■ Description of the task ■
Transcribe the records below exactly.

[Part of a data file]
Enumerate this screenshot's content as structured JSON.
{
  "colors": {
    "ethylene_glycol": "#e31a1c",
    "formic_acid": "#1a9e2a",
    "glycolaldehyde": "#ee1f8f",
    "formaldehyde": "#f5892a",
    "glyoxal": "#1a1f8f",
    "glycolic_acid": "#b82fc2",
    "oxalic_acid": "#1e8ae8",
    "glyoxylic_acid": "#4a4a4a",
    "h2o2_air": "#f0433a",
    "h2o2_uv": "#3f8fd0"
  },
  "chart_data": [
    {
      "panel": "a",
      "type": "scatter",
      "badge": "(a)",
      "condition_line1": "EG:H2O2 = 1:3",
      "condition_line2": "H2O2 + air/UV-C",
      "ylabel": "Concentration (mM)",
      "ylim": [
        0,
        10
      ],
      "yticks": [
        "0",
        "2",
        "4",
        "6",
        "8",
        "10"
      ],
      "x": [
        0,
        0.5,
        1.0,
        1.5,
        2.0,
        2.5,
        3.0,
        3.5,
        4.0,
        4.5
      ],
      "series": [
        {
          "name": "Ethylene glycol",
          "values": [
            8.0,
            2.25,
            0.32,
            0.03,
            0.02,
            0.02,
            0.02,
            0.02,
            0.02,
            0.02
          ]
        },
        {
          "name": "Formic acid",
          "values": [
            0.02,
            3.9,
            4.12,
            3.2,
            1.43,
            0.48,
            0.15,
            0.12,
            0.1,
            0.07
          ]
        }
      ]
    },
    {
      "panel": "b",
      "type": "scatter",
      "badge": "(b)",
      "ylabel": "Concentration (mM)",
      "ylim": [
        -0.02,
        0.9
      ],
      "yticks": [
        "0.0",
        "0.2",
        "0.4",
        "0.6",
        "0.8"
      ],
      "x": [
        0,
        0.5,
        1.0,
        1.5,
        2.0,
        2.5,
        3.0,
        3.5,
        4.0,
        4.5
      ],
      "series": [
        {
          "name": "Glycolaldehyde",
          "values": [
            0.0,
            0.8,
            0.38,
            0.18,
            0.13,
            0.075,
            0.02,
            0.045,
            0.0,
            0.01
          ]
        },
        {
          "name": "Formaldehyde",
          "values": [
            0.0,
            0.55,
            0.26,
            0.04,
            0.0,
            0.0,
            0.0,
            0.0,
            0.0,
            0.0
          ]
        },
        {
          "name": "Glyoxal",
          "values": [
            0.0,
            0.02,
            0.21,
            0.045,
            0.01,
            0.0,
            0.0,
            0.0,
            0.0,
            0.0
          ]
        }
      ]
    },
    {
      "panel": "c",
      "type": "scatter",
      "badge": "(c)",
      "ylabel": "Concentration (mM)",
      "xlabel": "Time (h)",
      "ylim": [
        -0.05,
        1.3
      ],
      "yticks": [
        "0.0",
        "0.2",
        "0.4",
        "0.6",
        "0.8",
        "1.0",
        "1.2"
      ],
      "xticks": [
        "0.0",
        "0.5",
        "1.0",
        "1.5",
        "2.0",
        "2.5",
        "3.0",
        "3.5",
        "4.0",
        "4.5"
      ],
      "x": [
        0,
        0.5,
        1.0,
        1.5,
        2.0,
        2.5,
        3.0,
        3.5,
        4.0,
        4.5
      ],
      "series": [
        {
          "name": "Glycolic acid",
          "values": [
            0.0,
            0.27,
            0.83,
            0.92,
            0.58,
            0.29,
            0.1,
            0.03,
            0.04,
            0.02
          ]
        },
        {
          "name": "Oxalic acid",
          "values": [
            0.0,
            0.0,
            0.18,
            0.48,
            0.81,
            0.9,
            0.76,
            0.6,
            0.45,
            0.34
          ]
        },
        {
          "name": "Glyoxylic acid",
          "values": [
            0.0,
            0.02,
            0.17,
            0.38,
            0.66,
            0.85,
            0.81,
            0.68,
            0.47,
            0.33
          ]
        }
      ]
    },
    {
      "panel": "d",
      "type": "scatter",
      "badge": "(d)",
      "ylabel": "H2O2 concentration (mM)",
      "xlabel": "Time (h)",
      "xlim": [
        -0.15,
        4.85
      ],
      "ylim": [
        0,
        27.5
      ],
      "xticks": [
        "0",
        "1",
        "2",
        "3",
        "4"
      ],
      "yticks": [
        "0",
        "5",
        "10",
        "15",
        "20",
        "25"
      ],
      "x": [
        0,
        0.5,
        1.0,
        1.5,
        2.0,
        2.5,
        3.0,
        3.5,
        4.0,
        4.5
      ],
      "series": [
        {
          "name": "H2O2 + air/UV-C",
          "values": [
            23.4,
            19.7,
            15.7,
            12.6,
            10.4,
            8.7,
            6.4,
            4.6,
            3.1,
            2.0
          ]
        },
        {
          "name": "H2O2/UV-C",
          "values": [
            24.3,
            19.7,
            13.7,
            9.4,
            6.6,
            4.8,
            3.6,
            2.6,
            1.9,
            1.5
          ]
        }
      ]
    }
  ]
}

■ Expected output ■
Enumerate this screenshot's content as structured JSON.
{
  "colors": {
    "ethylene_glycol": "#e31a1c",
    "formic_acid": "#1a9e2a",
    "glycolaldehyde": "#ee1f8f",
    "formaldehyde": "#f5892a",
    "glyoxal": "#1a1f8f",
    "glycolic_acid": "#b82fc2",
    "oxalic_acid": "#1e8ae8",
    "glyoxylic_acid": "#4a4a4a",
    "h2o2_air": "#f0433a",
    "h2o2_uv": "#3f8fd0"
  },
  "chart_data": [
    {
      "panel": "a",
      "type": "scatter",
      "badge": "(a)",
      "condition_line1": "EG:H2O2 = 1:3",
      "condition_line2": "H2O2 + air/UV-C",
      "ylabel": "Concentration (mM)",
      "ylim": [
        0,
        10
      ],
      "yticks": [
        "0",
        "2",
        "4",
        "6",
        "8",
        "10"
      ],
      "x": [
        0,
        0.5,
        1.0,
        1.5,
        2.0,
        2.5,
        3.0,
        3.5,
        4.0,
        4.5
      ],
      "series": [
        {
          "name": "Ethylene glycol",
          "values": [
            8.0,
            2.25,
            0.32,
            0.03,
            0.02,
            0.02,
            0.02,
            0.02,
            0.02,
            0.02
          ]
        },
        {
          "name": "Formic acid",
          "values": [
            0.02,
            3.9,
            4.12,
            3.2,
            1.43,
            0.48,
            0.15,
            0.12,
            0.1,
            0.07
          ]
        }
      ]
    },
    {
      "panel": "b",
      "type": "scatter",
      "badge": "(b)",
      "ylabel": "Concentration (mM)",
      "ylim": [
        -0.02,
        0.9
      ],
      "yticks": [
        "0.0",
        "0.2",
        "0.4",
        "0.6",
        "0.8"
      ],
      "x": [
        0,
        0.5,
        1.0,
        1.5,
        2.0,
        2.5,
        3.0,
        3.5,
        4.0,
        4.5
      ],
      "series": [
        {
          "name": "Glycolaldehyde",
          "values": [
            0.0,
            0.8,
            0.38,
            0.18,
            0.13,
            0.075,
            0.02,
            0.045,
            0.0,
            0.01
          ]
        },
        {
          "name": "Formaldehyde",
          "values": [
            0.0,
            0.55,
            0.26,
            0.04,
            0.0,
            0.0,
            0.0,
            0.0,
            0.0,
            0.0
          ]
        },
        {
          "name": "Glyoxal",
          "values": [
            0.0,
            0.02,
            0.21,
            0.045,
            0.01,
            0.0,
            0.0,
            0.0,
            0.0,
            0.0
          ]
        }
      ]
    },
    {
      "panel": "c",
      "type": "scatter",
      "badge": "(c)",
      "ylabel": "Concentration (mM)",
      "xlabel": "Time (h)",
      "ylim": [
        -0.05,
        1.3
      ],
      "yticks": [
        "0.0",
        "0.2",
        "0.4",
        "0.6",
        "0.8",
        "1.0",
        "1.2"
      ],
      "xticks": [
        "0.0",
        "0.5",
        "1.0",
        "1.5",
        "2.0",
        "2.5",
        "3.0",
        "3.5",
        "4.0",
        "4.5"
      ],
      "x": [
        0,
        0.5,
        1.0,
        1.5,
        2.0,
        2.5,
        3.0,
        3.5,
        4.0,
        4.5
      ],
      "series": [
        {
          "name": "Glycolic acid",
          "values": [
            0.0,
            0.27,
            0.83,
            0.92,
            0.58,
            0.29,
            0.1,
            0.03,
            0.04,
            0.02
          ]
        },
        {
          "name": "Oxalic acid",
          "values": [
            0.0,
            0.0,
            0.18,
            0.48,
            0.81,
            0.9,
            0.76,
            0.6,
            0.45,
            0.34
          ]
        },
        {
          "name": "Glyoxylic acid",
          "values": [
            0.0,
            0.02,
            0.17,
            0.38,
            0.66,
            0.85,
            0.81,
            0.68,
            0.47,
            0.33
          ]
        }
      ]
    },
    {
      "panel": "d",
      "type": "scatter",
      "badge": "(d)",
      "ylabel": "H2O2 concentration (mM)",
      "xlabel": "Time (h)",
      "xlim": [
        -0.15,
        4.85
      ],
      "ylim": [
        0,
        27.5
      ],
      "xticks": [
        "0",
        "1",
        "2",
        "3",
        "4"
      ],
      "yticks": [
        "0",
        "5",
        "10",
        "15",
        "20",
        "25"
      ],
      "x": [
        0,
        0.5,
        1.0,
        1.5,
        2.0,
        2.5,
        3.0,
        3.5,
        4.0,
        4.5
      ],
      "series": [
        {
          "name": "H2O2 + air/UV-C",
          "values": [
            23.4,
            19.7,
            15.7,
            12.6,
            10.4,
            8.7,
            6.4,
            4.6,
            3.1,
            2.0
          ]
        },
        {
          "name": "H2O2/UV-C",
          "values": [
            24.3,
            19.7,
            13.7,
            9.4,
            6.6,
            4.8,
            3.6,
            2.6,
            1.9,
            1.5
          ]
        }
      ]
    }
  ]
}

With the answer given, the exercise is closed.